## Begin GIVEN ENTRIES

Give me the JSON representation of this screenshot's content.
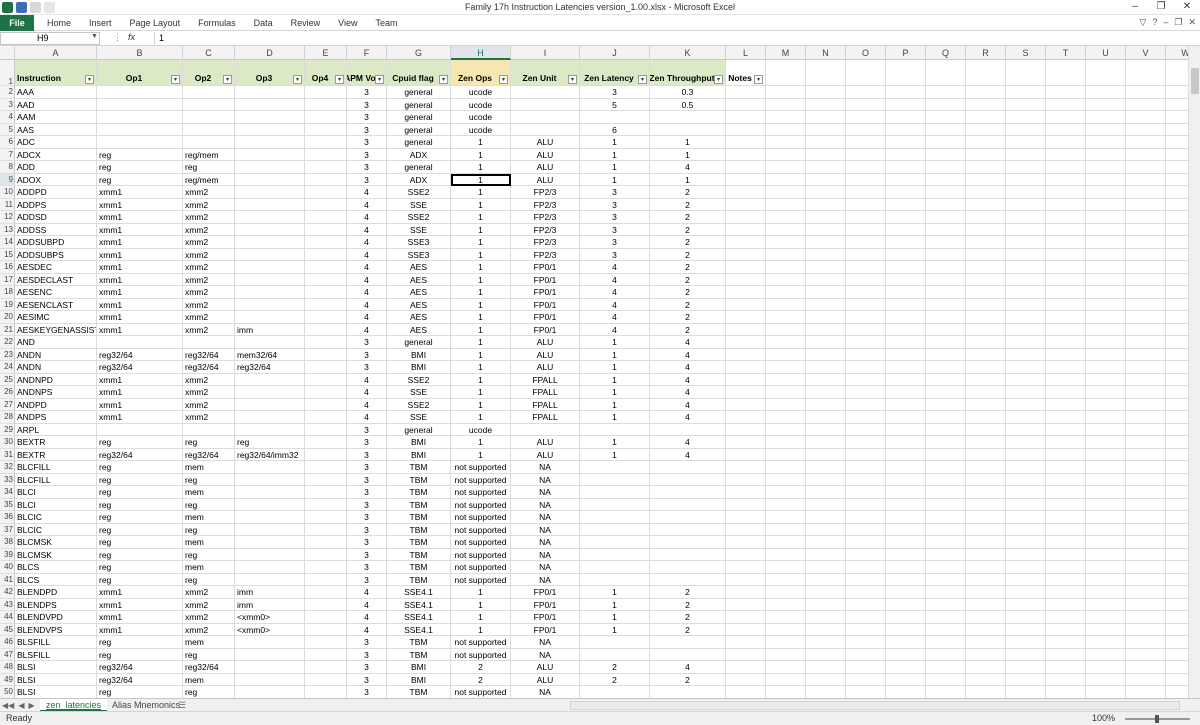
{
  "window": {
    "title": "Family 17h Instruction Latencies version_1.00.xlsx  -  Microsoft Excel",
    "controls": [
      "–",
      "❐",
      "✕"
    ]
  },
  "ribbon": {
    "file_label": "File",
    "tabs": [
      "Home",
      "Insert",
      "Page Layout",
      "Formulas",
      "Data",
      "Review",
      "View",
      "Team"
    ]
  },
  "formula_bar": {
    "name_box": "H9",
    "fx": "fx",
    "value": "1"
  },
  "columns": [
    "A",
    "B",
    "C",
    "D",
    "E",
    "F",
    "G",
    "H",
    "I",
    "J",
    "K",
    "L",
    "M",
    "N",
    "O",
    "P",
    "Q",
    "R",
    "S",
    "T",
    "U",
    "V",
    "W"
  ],
  "selected_column": "H",
  "headers": [
    "Instruction",
    "Op1",
    "Op2",
    "Op3",
    "Op4",
    "APM Vol",
    "Cpuid flag",
    "Zen  Ops",
    "Zen Unit",
    "Zen Latency",
    "Zen Throughput",
    "Notes"
  ],
  "rows": [
    [
      "AAA",
      "",
      "",
      "",
      "",
      "3",
      "general",
      "ucode",
      "",
      "3",
      "0.3"
    ],
    [
      "AAD",
      "",
      "",
      "",
      "",
      "3",
      "general",
      "ucode",
      "",
      "5",
      "0.5"
    ],
    [
      "AAM",
      "",
      "",
      "",
      "",
      "3",
      "general",
      "ucode",
      "",
      "",
      ""
    ],
    [
      "AAS",
      "",
      "",
      "",
      "",
      "3",
      "general",
      "ucode",
      "",
      "6",
      ""
    ],
    [
      "ADC",
      "",
      "",
      "",
      "",
      "3",
      "general",
      "1",
      "ALU",
      "1",
      "1"
    ],
    [
      "ADCX",
      "reg",
      "reg/mem",
      "",
      "",
      "3",
      "ADX",
      "1",
      "ALU",
      "1",
      "1"
    ],
    [
      "ADD",
      "reg",
      "reg",
      "",
      "",
      "3",
      "general",
      "1",
      "ALU",
      "1",
      "4"
    ],
    [
      "ADOX",
      "reg",
      "reg/mem",
      "",
      "",
      "3",
      "ADX",
      "1",
      "ALU",
      "1",
      "1"
    ],
    [
      "ADDPD",
      "xmm1",
      "xmm2",
      "",
      "",
      "4",
      "SSE2",
      "1",
      "FP2/3",
      "3",
      "2"
    ],
    [
      "ADDPS",
      "xmm1",
      "xmm2",
      "",
      "",
      "4",
      "SSE",
      "1",
      "FP2/3",
      "3",
      "2"
    ],
    [
      "ADDSD",
      "xmm1",
      "xmm2",
      "",
      "",
      "4",
      "SSE2",
      "1",
      "FP2/3",
      "3",
      "2"
    ],
    [
      "ADDSS",
      "xmm1",
      "xmm2",
      "",
      "",
      "4",
      "SSE",
      "1",
      "FP2/3",
      "3",
      "2"
    ],
    [
      "ADDSUBPD",
      "xmm1",
      "xmm2",
      "",
      "",
      "4",
      "SSE3",
      "1",
      "FP2/3",
      "3",
      "2"
    ],
    [
      "ADDSUBPS",
      "xmm1",
      "xmm2",
      "",
      "",
      "4",
      "SSE3",
      "1",
      "FP2/3",
      "3",
      "2"
    ],
    [
      "AESDEC",
      "xmm1",
      "xmm2",
      "",
      "",
      "4",
      "AES",
      "1",
      "FP0/1",
      "4",
      "2"
    ],
    [
      "AESDECLAST",
      "xmm1",
      "xmm2",
      "",
      "",
      "4",
      "AES",
      "1",
      "FP0/1",
      "4",
      "2"
    ],
    [
      "AESENC",
      "xmm1",
      "xmm2",
      "",
      "",
      "4",
      "AES",
      "1",
      "FP0/1",
      "4",
      "2"
    ],
    [
      "AESENCLAST",
      "xmm1",
      "xmm2",
      "",
      "",
      "4",
      "AES",
      "1",
      "FP0/1",
      "4",
      "2"
    ],
    [
      "AESIMC",
      "xmm1",
      "xmm2",
      "",
      "",
      "4",
      "AES",
      "1",
      "FP0/1",
      "4",
      "2"
    ],
    [
      "AESKEYGENASSIST",
      "xmm1",
      "xmm2",
      "imm",
      "",
      "4",
      "AES",
      "1",
      "FP0/1",
      "4",
      "2"
    ],
    [
      "AND",
      "",
      "",
      "",
      "",
      "3",
      "general",
      "1",
      "ALU",
      "1",
      "4"
    ],
    [
      "ANDN",
      "reg32/64",
      "reg32/64",
      "mem32/64",
      "",
      "3",
      "BMI",
      "1",
      "ALU",
      "1",
      "4"
    ],
    [
      "ANDN",
      "reg32/64",
      "reg32/64",
      "reg32/64",
      "",
      "3",
      "BMI",
      "1",
      "ALU",
      "1",
      "4"
    ],
    [
      "ANDNPD",
      "xmm1",
      "xmm2",
      "",
      "",
      "4",
      "SSE2",
      "1",
      "FPALL",
      "1",
      "4"
    ],
    [
      "ANDNPS",
      "xmm1",
      "xmm2",
      "",
      "",
      "4",
      "SSE",
      "1",
      "FPALL",
      "1",
      "4"
    ],
    [
      "ANDPD",
      "xmm1",
      "xmm2",
      "",
      "",
      "4",
      "SSE2",
      "1",
      "FPALL",
      "1",
      "4"
    ],
    [
      "ANDPS",
      "xmm1",
      "xmm2",
      "",
      "",
      "4",
      "SSE",
      "1",
      "FPALL",
      "1",
      "4"
    ],
    [
      "ARPL",
      "",
      "",
      "",
      "",
      "3",
      "general",
      "ucode",
      "",
      "",
      ""
    ],
    [
      "BEXTR",
      "reg",
      "reg",
      "reg",
      "",
      "3",
      "BMI",
      "1",
      "ALU",
      "1",
      "4"
    ],
    [
      "BEXTR",
      "reg32/64",
      "reg32/64",
      "reg32/64/imm32",
      "",
      "3",
      "BMI",
      "1",
      "ALU",
      "1",
      "4"
    ],
    [
      "BLCFILL",
      "reg",
      "mem",
      "",
      "",
      "3",
      "TBM",
      "not supported",
      "NA",
      "",
      ""
    ],
    [
      "BLCFILL",
      "reg",
      "reg",
      "",
      "",
      "3",
      "TBM",
      "not supported",
      "NA",
      "",
      ""
    ],
    [
      "BLCI",
      "reg",
      "mem",
      "",
      "",
      "3",
      "TBM",
      "not supported",
      "NA",
      "",
      ""
    ],
    [
      "BLCI",
      "reg",
      "reg",
      "",
      "",
      "3",
      "TBM",
      "not supported",
      "NA",
      "",
      ""
    ],
    [
      "BLCIC",
      "reg",
      "mem",
      "",
      "",
      "3",
      "TBM",
      "not supported",
      "NA",
      "",
      ""
    ],
    [
      "BLCIC",
      "reg",
      "reg",
      "",
      "",
      "3",
      "TBM",
      "not supported",
      "NA",
      "",
      ""
    ],
    [
      "BLCMSK",
      "reg",
      "mem",
      "",
      "",
      "3",
      "TBM",
      "not supported",
      "NA",
      "",
      ""
    ],
    [
      "BLCMSK",
      "reg",
      "reg",
      "",
      "",
      "3",
      "TBM",
      "not supported",
      "NA",
      "",
      ""
    ],
    [
      "BLCS",
      "reg",
      "mem",
      "",
      "",
      "3",
      "TBM",
      "not supported",
      "NA",
      "",
      ""
    ],
    [
      "BLCS",
      "reg",
      "reg",
      "",
      "",
      "3",
      "TBM",
      "not supported",
      "NA",
      "",
      ""
    ],
    [
      "BLENDPD",
      "xmm1",
      "xmm2",
      "imm",
      "",
      "4",
      "SSE4.1",
      "1",
      "FP0/1",
      "1",
      "2"
    ],
    [
      "BLENDPS",
      "xmm1",
      "xmm2",
      "imm",
      "",
      "4",
      "SSE4.1",
      "1",
      "FP0/1",
      "1",
      "2"
    ],
    [
      "BLENDVPD",
      "xmm1",
      "xmm2",
      "<xmm0>",
      "",
      "4",
      "SSE4.1",
      "1",
      "FP0/1",
      "1",
      "2"
    ],
    [
      "BLENDVPS",
      "xmm1",
      "xmm2",
      "<xmm0>",
      "",
      "4",
      "SSE4.1",
      "1",
      "FP0/1",
      "1",
      "2"
    ],
    [
      "BLSFILL",
      "reg",
      "mem",
      "",
      "",
      "3",
      "TBM",
      "not supported",
      "NA",
      "",
      ""
    ],
    [
      "BLSFILL",
      "reg",
      "reg",
      "",
      "",
      "3",
      "TBM",
      "not supported",
      "NA",
      "",
      ""
    ],
    [
      "BLSI",
      "reg32/64",
      "reg32/64",
      "",
      "",
      "3",
      "BMI",
      "2",
      "ALU",
      "2",
      "4"
    ],
    [
      "BLSI",
      "reg32/64",
      "mem",
      "",
      "",
      "3",
      "BMI",
      "2",
      "ALU",
      "2",
      "2"
    ],
    [
      "BLSI",
      "reg",
      "reg",
      "",
      "",
      "3",
      "TBM",
      "not supported",
      "NA",
      "",
      ""
    ]
  ],
  "active_cell": {
    "row": 9,
    "col": "H"
  },
  "sheets": [
    "zen_latencies",
    "Alias Mnemonics"
  ],
  "status": {
    "ready": "Ready",
    "zoom": "100%"
  },
  "colors": {
    "header_fill": "#dbe9c7",
    "excel_green": "#217346"
  }
}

## End GIVEN ENTRIES

* EXERCISE DESCRIPTION: Copy every line of the records above that contains "Instruction".

* FINISHED EXERCISE:
    "title": "Family 17h Instruction Latencies version_1.00.xlsx  -  Microsoft Excel",
    "Instruction",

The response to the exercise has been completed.